Restate each entry word for word, leaving nothing out.

** START OF DATASET ENTRIES **

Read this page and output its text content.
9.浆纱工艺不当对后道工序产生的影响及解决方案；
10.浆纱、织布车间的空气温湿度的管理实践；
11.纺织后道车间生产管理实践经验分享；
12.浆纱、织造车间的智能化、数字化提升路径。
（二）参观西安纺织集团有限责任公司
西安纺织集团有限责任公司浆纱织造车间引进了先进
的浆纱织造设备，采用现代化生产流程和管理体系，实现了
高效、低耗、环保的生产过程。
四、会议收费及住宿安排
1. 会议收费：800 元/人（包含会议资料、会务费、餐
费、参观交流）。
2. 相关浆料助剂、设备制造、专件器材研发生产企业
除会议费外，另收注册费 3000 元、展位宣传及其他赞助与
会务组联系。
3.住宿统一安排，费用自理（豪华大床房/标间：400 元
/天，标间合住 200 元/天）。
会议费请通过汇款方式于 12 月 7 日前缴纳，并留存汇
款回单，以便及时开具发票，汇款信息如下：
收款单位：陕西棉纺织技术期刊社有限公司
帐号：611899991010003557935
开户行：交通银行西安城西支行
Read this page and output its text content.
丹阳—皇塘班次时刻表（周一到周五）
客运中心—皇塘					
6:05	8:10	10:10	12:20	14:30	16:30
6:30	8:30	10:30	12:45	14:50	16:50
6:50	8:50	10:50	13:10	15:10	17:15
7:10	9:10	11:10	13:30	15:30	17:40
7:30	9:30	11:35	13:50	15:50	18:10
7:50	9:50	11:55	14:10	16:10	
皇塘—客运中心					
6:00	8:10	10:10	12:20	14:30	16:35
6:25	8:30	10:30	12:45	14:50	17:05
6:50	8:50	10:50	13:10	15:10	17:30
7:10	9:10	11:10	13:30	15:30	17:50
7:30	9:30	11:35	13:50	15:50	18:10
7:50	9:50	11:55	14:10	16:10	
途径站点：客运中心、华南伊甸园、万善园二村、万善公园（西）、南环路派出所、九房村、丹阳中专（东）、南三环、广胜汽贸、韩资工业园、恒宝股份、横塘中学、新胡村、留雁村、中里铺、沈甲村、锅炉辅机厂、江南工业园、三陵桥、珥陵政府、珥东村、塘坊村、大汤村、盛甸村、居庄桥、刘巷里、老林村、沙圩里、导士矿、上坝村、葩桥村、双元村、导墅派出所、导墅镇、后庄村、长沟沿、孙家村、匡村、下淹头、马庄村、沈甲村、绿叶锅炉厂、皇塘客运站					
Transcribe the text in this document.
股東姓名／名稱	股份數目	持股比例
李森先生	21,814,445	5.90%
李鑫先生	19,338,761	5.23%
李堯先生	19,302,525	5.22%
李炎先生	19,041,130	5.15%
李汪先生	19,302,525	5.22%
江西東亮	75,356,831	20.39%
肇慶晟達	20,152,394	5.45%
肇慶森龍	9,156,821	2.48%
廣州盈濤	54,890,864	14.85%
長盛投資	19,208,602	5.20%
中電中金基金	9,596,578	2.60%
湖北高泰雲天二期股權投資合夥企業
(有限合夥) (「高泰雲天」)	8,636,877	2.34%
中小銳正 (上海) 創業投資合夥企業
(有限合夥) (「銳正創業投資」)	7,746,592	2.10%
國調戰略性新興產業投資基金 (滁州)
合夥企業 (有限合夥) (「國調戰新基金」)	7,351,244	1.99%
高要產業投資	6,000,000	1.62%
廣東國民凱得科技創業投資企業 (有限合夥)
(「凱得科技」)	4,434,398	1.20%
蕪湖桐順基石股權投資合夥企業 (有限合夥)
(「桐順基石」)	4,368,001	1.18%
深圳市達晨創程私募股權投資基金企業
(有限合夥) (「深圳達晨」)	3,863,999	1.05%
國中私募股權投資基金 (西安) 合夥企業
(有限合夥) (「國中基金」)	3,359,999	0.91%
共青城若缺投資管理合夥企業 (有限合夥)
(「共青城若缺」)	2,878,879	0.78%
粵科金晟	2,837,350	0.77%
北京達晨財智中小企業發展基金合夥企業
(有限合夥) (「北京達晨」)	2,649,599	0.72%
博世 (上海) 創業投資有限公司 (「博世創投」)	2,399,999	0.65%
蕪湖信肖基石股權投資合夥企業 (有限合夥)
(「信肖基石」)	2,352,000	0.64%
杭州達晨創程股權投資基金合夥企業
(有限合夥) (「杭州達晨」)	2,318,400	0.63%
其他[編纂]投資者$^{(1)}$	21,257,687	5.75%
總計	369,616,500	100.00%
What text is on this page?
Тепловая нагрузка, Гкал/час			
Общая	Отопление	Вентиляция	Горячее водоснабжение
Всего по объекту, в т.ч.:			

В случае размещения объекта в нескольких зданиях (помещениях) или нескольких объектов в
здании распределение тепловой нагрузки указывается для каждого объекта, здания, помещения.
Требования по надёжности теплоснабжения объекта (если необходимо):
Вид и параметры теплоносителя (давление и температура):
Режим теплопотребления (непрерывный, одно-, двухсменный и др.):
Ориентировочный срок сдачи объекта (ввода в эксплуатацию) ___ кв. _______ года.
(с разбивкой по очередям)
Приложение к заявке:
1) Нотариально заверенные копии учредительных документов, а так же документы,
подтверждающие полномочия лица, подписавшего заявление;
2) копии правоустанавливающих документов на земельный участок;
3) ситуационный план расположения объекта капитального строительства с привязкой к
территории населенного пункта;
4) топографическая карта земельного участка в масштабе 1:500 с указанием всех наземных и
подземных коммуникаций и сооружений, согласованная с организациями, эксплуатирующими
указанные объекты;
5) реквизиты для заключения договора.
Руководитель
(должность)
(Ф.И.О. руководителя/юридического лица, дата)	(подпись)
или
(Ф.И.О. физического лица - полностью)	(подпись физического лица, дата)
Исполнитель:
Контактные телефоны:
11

** END OF DATASET ENTRIES **

== TASK OUTPUT ==
Read this page and output its text content.
9.浆纱工艺不当对后道工序产生的影响及解决方案；
10.浆纱、织布车间的空气温湿度的管理实践；
11.纺织后道车间生产管理实践经验分享；
12.浆纱、织造车间的智能化、数字化提升路径。
（二）参观西安纺织集团有限责任公司
西安纺织集团有限责任公司浆纱织造车间引进了先进
的浆纱织造设备，采用现代化生产流程和管理体系，实现了
高效、低耗、环保的生产过程。
四、会议收费及住宿安排
1. 会议收费：800 元/人（包含会议资料、会务费、餐
费、参观交流）。
2. 相关浆料助剂、设备制造、专件器材研发生产企业
除会议费外，另收注册费 3000 元、展位宣传及其他赞助与
会务组联系。
3.住宿统一安排，费用自理（豪华大床房/标间：400 元
/天，标间合住 200 元/天）。
会议费请通过汇款方式于 12 月 7 日前缴纳，并留存汇
款回单，以便及时开具发票，汇款信息如下：
收款单位：陕西棉纺织技术期刊社有限公司
帐号：611899991010003557935
开户行：交通银行西安城西支行
Read this page and output its text content.
丹阳—皇塘班次时刻表（周一到周五）
客运中心—皇塘					
6:05	8:10	10:10	12:20	14:30	16:30
6:30	8:30	10:30	12:45	14:50	16:50
6:50	8:50	10:50	13:10	15:10	17:15
7:10	9:10	11:10	13:30	15:30	17:40
7:30	9:30	11:35	13:50	15:50	18:10
7:50	9:50	11:55	14:10	16:10	
皇塘—客运中心					
6:00	8:10	10:10	12:20	14:30	16:35
6:25	8:30	10:30	12:45	14:50	17:05
6:50	8:50	10:50	13:10	15:10	17:30
7:10	9:10	11:10	13:30	15:30	17:50
7:30	9:30	11:35	13:50	15:50	18:10
7:50	9:50	11:55	14:10	16:10	
途径站点：客运中心、华南伊甸园、万善园二村、万善公园（西）、南环路派出所、九房村、丹阳中专（东）、南三环、广胜汽贸、韩资工业园、恒宝股份、横塘中学、新胡村、留雁村、中里铺、沈甲村、锅炉辅机厂、江南工业园、三陵桥、珥陵政府、珥东村、塘坊村、大汤村、盛甸村、居庄桥、刘巷里、老林村、沙圩里、导士矿、上坝村、葩桥村、双元村、导墅派出所、导墅镇、后庄村、长沟沿、孙家村、匡村、下淹头、马庄村、沈甲村、绿叶锅炉厂、皇塘客运站					
Transcribe the text in this document.
股東姓名／名稱	股份數目	持股比例
李森先生	21,814,445	5.90%
李鑫先生	19,338,761	5.23%
李堯先生	19,302,525	5.22%
李炎先生	19,041,130	5.15%
李汪先生	19,302,525	5.22%
江西東亮	75,356,831	20.39%
肇慶晟達	20,152,394	5.45%
肇慶森龍	9,156,821	2.48%
廣州盈濤	54,890,864	14.85%
長盛投資	19,208,602	5.20%
中電中金基金	9,596,578	2.60%
湖北高泰雲天二期股權投資合夥企業
(有限合夥) (「高泰雲天」)	8,636,877	2.34%
中小銳正 (上海) 創業投資合夥企業
(有限合夥) (「銳正創業投資」)	7,746,592	2.10%
國調戰略性新興產業投資基金 (滁州)
合夥企業 (有限合夥) (「國調戰新基金」)	7,351,244	1.99%
高要產業投資	6,000,000	1.62%
廣東國民凱得科技創業投資企業 (有限合夥)
(「凱得科技」)	4,434,398	1.20%
蕪湖桐順基石股權投資合夥企業 (有限合夥)
(「桐順基石」)	4,368,001	1.18%
深圳市達晨創程私募股權投資基金企業
(有限合夥) (「深圳達晨」)	3,863,999	1.05%
國中私募股權投資基金 (西安) 合夥企業
(有限合夥) (「國中基金」)	3,359,999	0.91%
共青城若缺投資管理合夥企業 (有限合夥)
(「共青城若缺」)	2,878,879	0.78%
粵科金晟	2,837,350	0.77%
北京達晨財智中小企業發展基金合夥企業
(有限合夥) (「北京達晨」)	2,649,599	0.72%
博世 (上海) 創業投資有限公司 (「博世創投」)	2,399,999	0.65%
蕪湖信肖基石股權投資合夥企業 (有限合夥)
(「信肖基石」)	2,352,000	0.64%
杭州達晨創程股權投資基金合夥企業
(有限合夥) (「杭州達晨」)	2,318,400	0.63%
其他[編纂]投資者$^{(1)}$	21,257,687	5.75%
總計	369,616,500	100.00%
What text is on this page?
Тепловая нагрузка, Гкал/час			
Общая	Отопление	Вентиляция	Горячее водоснабжение
Всего по объекту, в т.ч.:			

В случае размещения объекта в нескольких зданиях (помещениях) или нескольких объектов в
здании распределение тепловой нагрузки указывается для каждого объекта, здания, помещения.
Требования по надёжности теплоснабжения объекта (если необходимо):
Вид и параметры теплоносителя (давление и температура):
Режим теплопотребления (непрерывный, одно-, двухсменный и др.):
Ориентировочный срок сдачи объекта (ввода в эксплуатацию) ___ кв. _______ года.
(с разбивкой по очередям)
Приложение к заявке:
1) Нотариально заверенные копии учредительных документов, а так же документы,
подтверждающие полномочия лица, подписавшего заявление;
2) копии правоустанавливающих документов на земельный участок;
3) ситуационный план расположения объекта капитального строительства с привязкой к
территории населенного пункта;
4) топографическая карта земельного участка в масштабе 1:500 с указанием всех наземных и
подземных коммуникаций и сооружений, согласованная с организациями, эксплуатирующими
указанные объекты;
5) реквизиты для заключения договора.
Руководитель
(должность)
(Ф.И.О. руководителя/юридического лица, дата)	(подпись)
или
(Ф.И.О. физического лица - полностью)	(подпись физического лица, дата)
Исполнитель:
Контактные телефоны:
11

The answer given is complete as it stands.